In the material below, find how many lines contain the string "kiến". Write only that number.

** start of DATA SHOWN **

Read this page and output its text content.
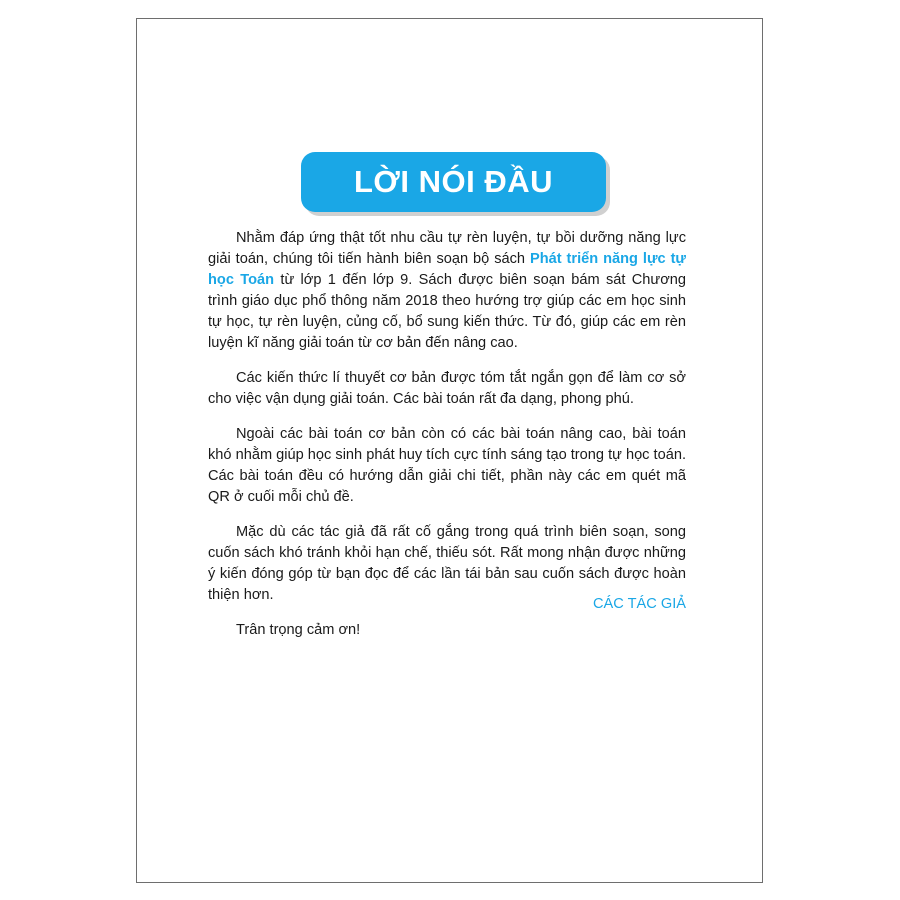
LỜI NÓI ĐẦU

Nhằm đáp ứng thật tốt nhu cầu tự rèn luyện, tự bồi dưỡng năng lực giải toán, chúng tôi tiến hành biên soạn bộ sách Phát triển năng lực tự học Toán từ lớp 1 đến lớp 9. Sách được biên soạn bám sát Chương trình giáo dục phổ thông năm 2018 theo hướng trợ giúp các em học sinh tự học, tự rèn luyện, củng cố, bổ sung kiến thức. Từ đó, giúp các em rèn luyện kĩ năng giải toán từ cơ bản đến nâng cao.

Các kiến thức lí thuyết cơ bản được tóm tắt ngắn gọn để làm cơ sở cho việc vận dụng giải toán. Các bài toán rất đa dạng, phong phú.

Ngoài các bài toán cơ bản còn có các bài toán nâng cao, bài toán khó nhằm giúp học sinh phát huy tích cực tính sáng tạo trong tự học toán. Các bài toán đều có hướng dẫn giải chi tiết, phần này các em quét mã QR ở cuối mỗi chủ đề.

Mặc dù các tác giả đã rất cố gắng trong quá trình biên soạn, song cuốn sách khó tránh khỏi hạn chế, thiếu sót. Rất mong nhận được những ý kiến đóng góp từ bạn đọc để các lần tái bản sau cuốn sách được hoàn thiện hơn.

Trân trọng cảm ơn!

CÁC TÁC GIẢ
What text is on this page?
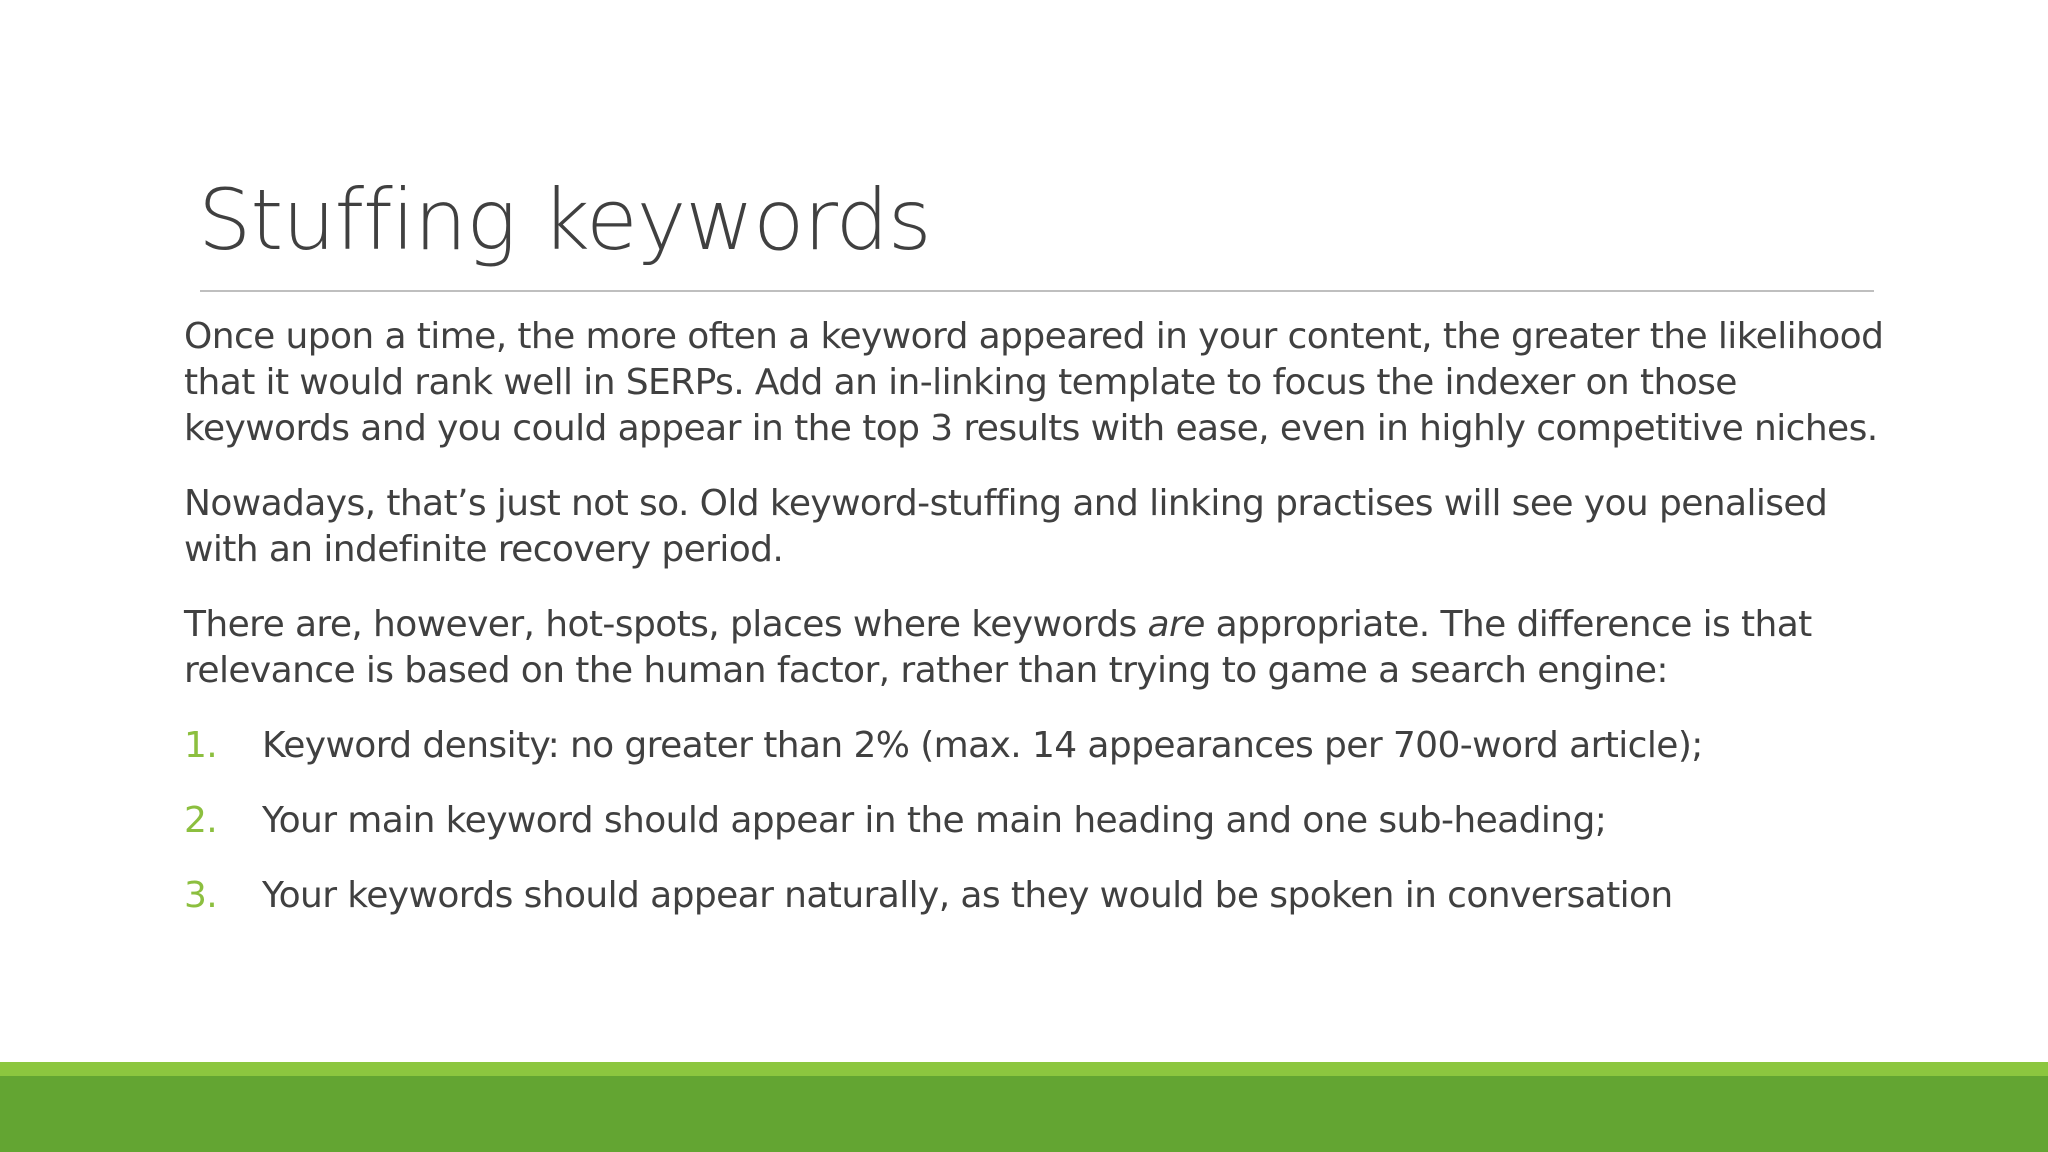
Stuffing keywords

Once upon a time, the more often a keyword appeared in your content, the greater the likelihood that it would rank well in SERPs. Add an in-linking template to focus the indexer on those keywords and you could appear in the top 3 results with ease, even in highly competitive niches.

Nowadays, that’s just not so. Old keyword-stuffing and linking practises will see you penalised with an indefinite recovery period.

There are, however, hot-spots, places where keywords are appropriate. The difference is that relevance is based on the human factor, rather than trying to game a search engine:

1.	Keyword density: no greater than 2% (max. 14 appearances per 700-word article);
2.	Your main keyword should appear in the main heading and one sub-heading;
3.	Your keywords should appear naturally, as they would be spoken in conversation
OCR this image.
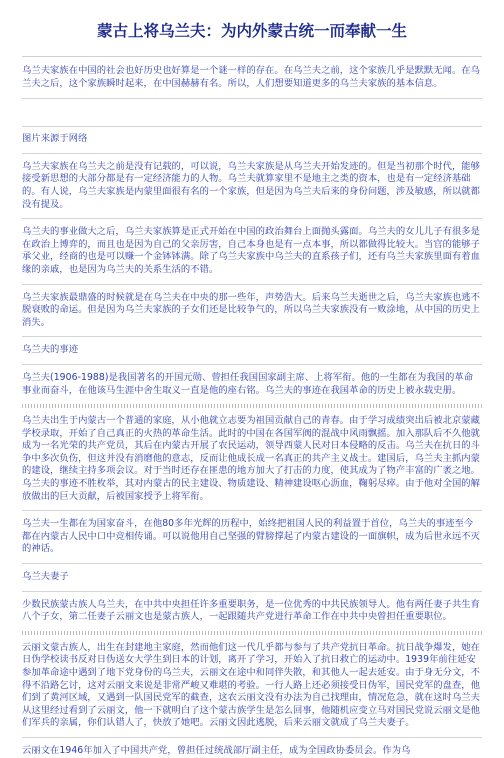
蒙古上将乌兰夫：为内外蒙古统一而奉献一生

乌兰夫家族在中国的社会也好历史也好算是一个谜一样的存在。在乌兰夫之前，这个家族几乎是默默无闻。在乌兰夫之后，这个家族瞬时起来，在中国赫赫有名。所以，人们想要知道更多的乌兰夫家族的基本信息。

图片来源于网络

乌兰夫家族在乌兰夫之前是没有记载的，可以说，乌兰夫家族是从乌兰夫开始发迹的。但是当初那个时代，能够接受新思想的大部分都是有一定经济能力的人物。乌兰夫就算家里不是地主之类的资本，也是有一定经济基础的。有人说，乌兰夫家族是内蒙里面很有名的一个家族，但是因为乌兰夫后来的身份问题，涉及敏感，所以就都没有提及。

乌兰夫的事业做大之后，乌兰夫家族算是正式开始在中国的政治舞台上面抛头露面。乌兰夫的女儿儿子有很多是在政治上博弈的，而且也是因为自己的父亲厉害，自己本身也是有一点本事，所以都做得比较大。当官的能够子承父业，经商的也是可以赚一个金钵钵满。除了乌兰夫家族中乌兰夫的直系孩子们，还有乌兰夫家族里面有着血缘的亲戚，也是因为乌兰夫的关系生活的不错。

乌兰夫家族最鼎盛的时候就是在乌兰夫在中央的那一些年，声势浩大。后来乌兰夫逝世之后，乌兰夫家族也逃不脱衰败的命运。但是因为乌兰夫家族的子女们还是比较争气的，所以乌兰夫家族没有一败涂地，从中国的历史上消失。

乌兰夫的事迹

乌兰夫(1906-1988)是我国著名的开国元勋、曾担任我国国家副主席、上将军衔。他的一生都在为我国的革命事业而奋斗，在他该马生涯中舍生取义一直是他的座右铭。乌兰夫的事迹在我国革命的历史上被永载史册。

乌兰夫出生于内蒙古一个普通的家庭，从小他就立志要为祖国贡献自己的青春。由于学习成绩突出后被北京蒙藏学校录取，开始了自己真正的火热的革命生活。此时的中国在各国军阀的混战中风雨飘摇。加入那队后不久他就成为一名光荣的共产党员，其后在内蒙古开展了农民运动，领导西蒙人民对日本侵略的反击。乌兰夫在抗日的斗争中多次负伤，但这并没有消磨他的意志，反而让他成长成一名真正的共产主义战士。建国后，乌兰夫主抓内蒙的建设，继续主持多项会议。对于当时还存在匪患的地方加大了打击的力度，使其成为了物产丰富的广袤之地。乌兰夫的事迹不胜枚举，其对内蒙古的民主建设、物质建设、精神建设呕心沥血，鞠躬尽瘁。由于他对全国的解放做出的巨大贡献，后被国家授予上将军衔。

乌兰夫一生都在为国家奋斗，在他80多年光辉的历程中，始终把祖国人民的利益置于首位，乌兰夫的事迹至今都在内蒙古人民中口中竞相传诵。可以说他用自己坚强的臂膀撑起了内蒙古建设的一面旗帜，成为后世永远不灭的神话。

乌兰夫妻子

少数民族蒙古族人乌兰夫，在中共中央担任许多重要职务，是一位优秀的中共民族领导人。他有两任妻子共生育八个子女，第二任妻子云丽文也是蒙古族人，一起跟随共产党进行革命工作在中共中央曾担任重要职位。

云丽文蒙古族人，出生在封建地主家庭，然而他们这一代几乎都与参与了共产党抗日革命。抗日战争爆发，她在日伪学校读书反对日伪送女大学生到日本的计划，离开了学习，开始入了抗日救亡的运动中。1939年前往延安参加革命途中遇到了地下党身份的乌兰夫，云丽文在途中和同伴失散，和其他人一起去延安。由于身无分文，不得不沿路乞讨，这对云丽文来说是非常严峻又难堪的考验。一行人路上还必须接受日伪军，国民党军的盘查，他们到了黄河区域，又遇到一队国民党军的截查，这农云丽文没有办法为自己找理由，情况危急，就在这时乌兰夫从这里经过看到了云丽文，他一下就明白了这个蒙古族学生是怎么回事，他随机应变立马对国民党说云丽文是他们军兵的亲属，你们认错人了，快放了她吧。云丽文因此逃脱，后来云丽文就成了乌兰夫妻子。

云丽文在1946年加入了中国共产党，曾担任过统战部厅副主任，成为全国政协委员会。作为乌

** end of DATA SHOWN **

**WORKED SOLUTION**.
3